--- start Data lines ---

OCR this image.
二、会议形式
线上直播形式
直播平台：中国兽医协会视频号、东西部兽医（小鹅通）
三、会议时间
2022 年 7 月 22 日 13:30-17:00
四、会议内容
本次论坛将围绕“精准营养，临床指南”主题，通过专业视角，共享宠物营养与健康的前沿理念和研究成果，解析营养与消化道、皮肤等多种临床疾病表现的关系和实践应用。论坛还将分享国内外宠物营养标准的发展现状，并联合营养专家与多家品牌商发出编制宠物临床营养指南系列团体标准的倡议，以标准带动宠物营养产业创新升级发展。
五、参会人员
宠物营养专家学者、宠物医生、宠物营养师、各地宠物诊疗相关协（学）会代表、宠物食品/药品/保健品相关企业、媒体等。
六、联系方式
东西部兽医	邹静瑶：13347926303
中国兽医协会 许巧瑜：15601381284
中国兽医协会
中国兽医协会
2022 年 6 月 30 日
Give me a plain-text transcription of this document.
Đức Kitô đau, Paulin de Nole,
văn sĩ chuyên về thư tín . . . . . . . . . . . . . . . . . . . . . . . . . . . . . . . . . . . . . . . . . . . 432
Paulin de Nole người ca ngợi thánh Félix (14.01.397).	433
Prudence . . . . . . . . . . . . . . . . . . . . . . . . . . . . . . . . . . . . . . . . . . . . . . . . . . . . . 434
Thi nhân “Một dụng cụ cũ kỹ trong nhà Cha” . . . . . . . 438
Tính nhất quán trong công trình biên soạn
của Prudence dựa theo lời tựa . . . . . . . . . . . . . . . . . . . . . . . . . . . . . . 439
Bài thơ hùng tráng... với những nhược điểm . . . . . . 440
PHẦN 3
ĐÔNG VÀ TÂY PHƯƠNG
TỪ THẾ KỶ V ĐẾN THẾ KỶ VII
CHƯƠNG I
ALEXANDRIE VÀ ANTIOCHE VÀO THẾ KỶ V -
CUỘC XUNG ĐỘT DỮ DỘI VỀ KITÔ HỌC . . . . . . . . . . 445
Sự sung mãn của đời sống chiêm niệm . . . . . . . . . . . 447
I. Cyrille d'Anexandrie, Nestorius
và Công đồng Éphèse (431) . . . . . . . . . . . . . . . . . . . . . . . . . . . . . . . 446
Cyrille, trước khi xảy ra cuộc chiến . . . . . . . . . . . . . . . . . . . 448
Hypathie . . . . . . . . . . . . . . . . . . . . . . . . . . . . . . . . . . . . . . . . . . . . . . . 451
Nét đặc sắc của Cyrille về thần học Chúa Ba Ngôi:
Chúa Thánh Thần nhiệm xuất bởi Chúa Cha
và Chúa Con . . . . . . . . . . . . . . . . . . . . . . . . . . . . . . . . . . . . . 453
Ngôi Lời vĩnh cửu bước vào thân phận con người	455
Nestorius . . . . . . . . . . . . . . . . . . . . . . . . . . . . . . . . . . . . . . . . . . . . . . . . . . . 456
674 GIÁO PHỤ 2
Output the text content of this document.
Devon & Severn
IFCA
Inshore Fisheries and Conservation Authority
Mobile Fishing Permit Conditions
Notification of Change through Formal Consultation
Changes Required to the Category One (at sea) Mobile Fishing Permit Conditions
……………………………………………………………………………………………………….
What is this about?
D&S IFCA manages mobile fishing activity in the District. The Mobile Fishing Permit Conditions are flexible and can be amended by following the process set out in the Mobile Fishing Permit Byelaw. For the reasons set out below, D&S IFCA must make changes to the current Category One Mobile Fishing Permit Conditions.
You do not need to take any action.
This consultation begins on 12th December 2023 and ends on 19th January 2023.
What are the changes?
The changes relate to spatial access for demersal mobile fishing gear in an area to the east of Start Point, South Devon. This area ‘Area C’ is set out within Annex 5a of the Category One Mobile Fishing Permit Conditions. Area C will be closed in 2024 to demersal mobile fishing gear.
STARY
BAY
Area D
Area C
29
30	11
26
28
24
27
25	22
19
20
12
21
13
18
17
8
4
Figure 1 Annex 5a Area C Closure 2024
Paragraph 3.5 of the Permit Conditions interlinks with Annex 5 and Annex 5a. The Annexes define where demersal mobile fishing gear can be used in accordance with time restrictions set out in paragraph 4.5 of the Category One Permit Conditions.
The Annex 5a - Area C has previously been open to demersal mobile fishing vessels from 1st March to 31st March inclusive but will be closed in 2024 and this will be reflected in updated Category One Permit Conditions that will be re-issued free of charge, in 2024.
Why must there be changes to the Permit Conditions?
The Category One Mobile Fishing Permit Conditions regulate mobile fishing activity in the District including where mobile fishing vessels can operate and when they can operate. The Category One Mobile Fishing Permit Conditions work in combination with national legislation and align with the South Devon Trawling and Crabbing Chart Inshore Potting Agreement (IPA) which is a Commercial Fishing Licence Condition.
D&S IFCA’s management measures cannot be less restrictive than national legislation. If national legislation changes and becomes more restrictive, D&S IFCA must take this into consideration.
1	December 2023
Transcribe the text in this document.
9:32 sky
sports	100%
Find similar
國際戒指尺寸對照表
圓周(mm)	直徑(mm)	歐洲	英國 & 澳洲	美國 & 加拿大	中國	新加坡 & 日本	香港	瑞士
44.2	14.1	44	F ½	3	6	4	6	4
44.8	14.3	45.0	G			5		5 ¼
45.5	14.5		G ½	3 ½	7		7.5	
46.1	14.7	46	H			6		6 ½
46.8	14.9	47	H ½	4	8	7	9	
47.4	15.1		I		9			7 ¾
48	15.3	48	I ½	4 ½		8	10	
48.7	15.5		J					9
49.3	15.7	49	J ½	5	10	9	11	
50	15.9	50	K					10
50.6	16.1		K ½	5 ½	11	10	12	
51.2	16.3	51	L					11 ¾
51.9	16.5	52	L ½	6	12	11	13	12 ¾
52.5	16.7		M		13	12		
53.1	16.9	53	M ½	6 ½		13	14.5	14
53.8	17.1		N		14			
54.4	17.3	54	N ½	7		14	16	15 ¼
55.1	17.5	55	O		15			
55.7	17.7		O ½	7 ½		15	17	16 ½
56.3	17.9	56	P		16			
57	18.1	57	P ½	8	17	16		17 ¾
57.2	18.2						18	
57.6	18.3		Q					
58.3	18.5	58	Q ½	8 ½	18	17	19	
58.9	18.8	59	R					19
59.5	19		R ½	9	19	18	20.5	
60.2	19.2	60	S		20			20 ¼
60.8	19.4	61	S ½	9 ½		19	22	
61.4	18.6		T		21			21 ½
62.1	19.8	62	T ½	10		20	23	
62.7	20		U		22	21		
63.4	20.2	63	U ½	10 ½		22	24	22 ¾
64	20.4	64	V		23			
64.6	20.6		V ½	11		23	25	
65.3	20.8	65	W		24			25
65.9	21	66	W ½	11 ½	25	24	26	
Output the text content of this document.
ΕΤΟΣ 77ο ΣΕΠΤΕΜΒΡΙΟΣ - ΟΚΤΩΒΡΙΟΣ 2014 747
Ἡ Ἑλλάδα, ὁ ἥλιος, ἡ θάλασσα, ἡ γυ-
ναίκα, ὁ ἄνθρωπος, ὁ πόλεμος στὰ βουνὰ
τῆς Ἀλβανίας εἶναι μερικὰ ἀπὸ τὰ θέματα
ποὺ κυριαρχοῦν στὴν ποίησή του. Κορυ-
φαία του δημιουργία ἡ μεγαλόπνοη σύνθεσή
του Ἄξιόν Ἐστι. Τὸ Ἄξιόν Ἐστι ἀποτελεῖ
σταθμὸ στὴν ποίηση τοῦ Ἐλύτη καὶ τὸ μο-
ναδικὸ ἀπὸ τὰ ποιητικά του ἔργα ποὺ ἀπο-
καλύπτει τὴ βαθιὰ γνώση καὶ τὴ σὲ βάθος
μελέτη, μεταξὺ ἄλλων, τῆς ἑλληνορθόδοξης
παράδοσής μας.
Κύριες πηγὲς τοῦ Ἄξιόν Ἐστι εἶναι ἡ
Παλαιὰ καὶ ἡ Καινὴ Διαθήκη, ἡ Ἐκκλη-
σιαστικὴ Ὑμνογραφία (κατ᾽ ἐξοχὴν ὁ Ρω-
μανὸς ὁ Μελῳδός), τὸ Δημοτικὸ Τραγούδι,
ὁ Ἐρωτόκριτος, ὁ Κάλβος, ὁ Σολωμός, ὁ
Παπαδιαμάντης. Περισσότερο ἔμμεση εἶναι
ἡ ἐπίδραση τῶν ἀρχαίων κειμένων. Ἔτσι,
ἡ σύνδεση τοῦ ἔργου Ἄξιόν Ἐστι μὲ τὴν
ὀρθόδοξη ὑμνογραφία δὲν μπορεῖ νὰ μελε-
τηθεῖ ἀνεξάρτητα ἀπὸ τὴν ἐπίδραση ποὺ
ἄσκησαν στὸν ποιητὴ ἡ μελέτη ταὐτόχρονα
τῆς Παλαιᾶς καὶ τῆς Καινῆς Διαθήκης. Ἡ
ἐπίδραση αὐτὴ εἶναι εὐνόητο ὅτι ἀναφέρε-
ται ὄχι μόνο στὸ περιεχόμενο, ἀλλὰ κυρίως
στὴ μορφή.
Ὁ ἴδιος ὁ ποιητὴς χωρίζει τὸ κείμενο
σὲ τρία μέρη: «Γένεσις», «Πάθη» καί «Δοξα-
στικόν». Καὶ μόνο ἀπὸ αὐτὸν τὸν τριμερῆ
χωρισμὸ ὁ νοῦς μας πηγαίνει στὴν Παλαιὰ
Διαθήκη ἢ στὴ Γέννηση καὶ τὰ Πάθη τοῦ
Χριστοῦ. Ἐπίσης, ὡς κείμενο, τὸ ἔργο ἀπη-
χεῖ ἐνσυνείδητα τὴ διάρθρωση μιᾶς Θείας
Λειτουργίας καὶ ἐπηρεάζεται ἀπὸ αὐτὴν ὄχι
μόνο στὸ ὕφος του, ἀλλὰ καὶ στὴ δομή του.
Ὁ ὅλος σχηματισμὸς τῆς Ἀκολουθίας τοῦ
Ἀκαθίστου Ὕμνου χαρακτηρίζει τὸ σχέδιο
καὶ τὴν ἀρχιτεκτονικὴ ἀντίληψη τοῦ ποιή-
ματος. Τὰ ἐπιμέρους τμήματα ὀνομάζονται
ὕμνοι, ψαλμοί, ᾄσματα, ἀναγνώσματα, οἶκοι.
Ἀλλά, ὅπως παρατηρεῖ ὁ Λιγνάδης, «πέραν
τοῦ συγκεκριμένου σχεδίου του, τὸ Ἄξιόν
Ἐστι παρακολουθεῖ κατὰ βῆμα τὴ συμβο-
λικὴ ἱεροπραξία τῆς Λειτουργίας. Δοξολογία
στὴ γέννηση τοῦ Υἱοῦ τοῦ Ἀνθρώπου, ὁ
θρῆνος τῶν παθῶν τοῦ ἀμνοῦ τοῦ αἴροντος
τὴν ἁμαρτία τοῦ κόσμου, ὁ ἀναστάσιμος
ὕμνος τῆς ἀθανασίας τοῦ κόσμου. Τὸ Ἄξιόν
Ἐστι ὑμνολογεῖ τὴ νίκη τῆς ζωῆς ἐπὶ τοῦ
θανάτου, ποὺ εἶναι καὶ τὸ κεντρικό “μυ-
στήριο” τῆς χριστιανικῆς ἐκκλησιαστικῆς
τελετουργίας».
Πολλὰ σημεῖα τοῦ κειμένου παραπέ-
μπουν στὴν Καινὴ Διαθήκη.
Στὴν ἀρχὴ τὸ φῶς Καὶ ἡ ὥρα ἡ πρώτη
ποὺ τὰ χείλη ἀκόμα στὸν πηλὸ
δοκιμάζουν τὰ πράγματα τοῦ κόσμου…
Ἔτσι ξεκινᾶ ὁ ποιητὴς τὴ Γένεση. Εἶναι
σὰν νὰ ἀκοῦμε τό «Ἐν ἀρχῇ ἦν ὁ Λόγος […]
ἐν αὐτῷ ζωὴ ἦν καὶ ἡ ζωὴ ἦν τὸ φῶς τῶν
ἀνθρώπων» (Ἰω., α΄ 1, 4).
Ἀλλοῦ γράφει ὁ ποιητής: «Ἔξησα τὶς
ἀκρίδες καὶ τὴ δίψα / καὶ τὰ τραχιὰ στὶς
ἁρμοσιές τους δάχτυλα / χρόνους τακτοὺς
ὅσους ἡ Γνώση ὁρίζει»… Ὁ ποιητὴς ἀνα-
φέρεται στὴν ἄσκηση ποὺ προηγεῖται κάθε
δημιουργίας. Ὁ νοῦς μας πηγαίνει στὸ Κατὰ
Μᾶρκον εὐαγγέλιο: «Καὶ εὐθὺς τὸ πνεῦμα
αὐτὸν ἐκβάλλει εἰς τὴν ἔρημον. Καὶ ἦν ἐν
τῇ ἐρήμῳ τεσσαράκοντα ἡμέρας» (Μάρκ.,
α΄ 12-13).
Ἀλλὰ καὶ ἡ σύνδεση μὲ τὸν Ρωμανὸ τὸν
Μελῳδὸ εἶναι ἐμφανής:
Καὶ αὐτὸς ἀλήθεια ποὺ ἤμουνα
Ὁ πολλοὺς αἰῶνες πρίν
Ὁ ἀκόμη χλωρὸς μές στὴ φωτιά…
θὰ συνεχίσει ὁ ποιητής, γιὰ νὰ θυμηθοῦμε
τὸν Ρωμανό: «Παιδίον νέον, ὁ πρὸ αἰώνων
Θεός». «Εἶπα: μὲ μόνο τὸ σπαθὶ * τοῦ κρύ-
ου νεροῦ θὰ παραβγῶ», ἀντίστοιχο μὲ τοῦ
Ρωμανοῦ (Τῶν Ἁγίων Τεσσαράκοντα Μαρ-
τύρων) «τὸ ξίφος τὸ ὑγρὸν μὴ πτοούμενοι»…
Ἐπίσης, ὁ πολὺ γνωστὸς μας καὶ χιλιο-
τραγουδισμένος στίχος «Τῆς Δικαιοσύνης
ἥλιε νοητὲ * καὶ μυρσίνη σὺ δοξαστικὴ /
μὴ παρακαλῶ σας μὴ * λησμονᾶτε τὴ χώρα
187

--- end Data lines ---

* **Directions for this task**: Show every line above in which the word "where" occurs.

* **Solution to this problem**:
Paragraph 3.5 of the Permit Conditions interlinks with Annex 5 and Annex 5a. The Annexes define where demersal mobile fishing gear can be used in accordance with time restrictions set out in paragraph 4.5 of the Category One Permit Conditions.
The Category One Mobile Fishing Permit Conditions regulate mobile fishing activity in the District including where mobile fishing vessels can operate and when they can operate. The Category One Mobile Fishing Permit Conditions work in combination with national legislation and align with the South Devon Trawling and Crabbing Chart Inshore Potting Agreement (IPA) which is a Commercial Fishing Licence Condition.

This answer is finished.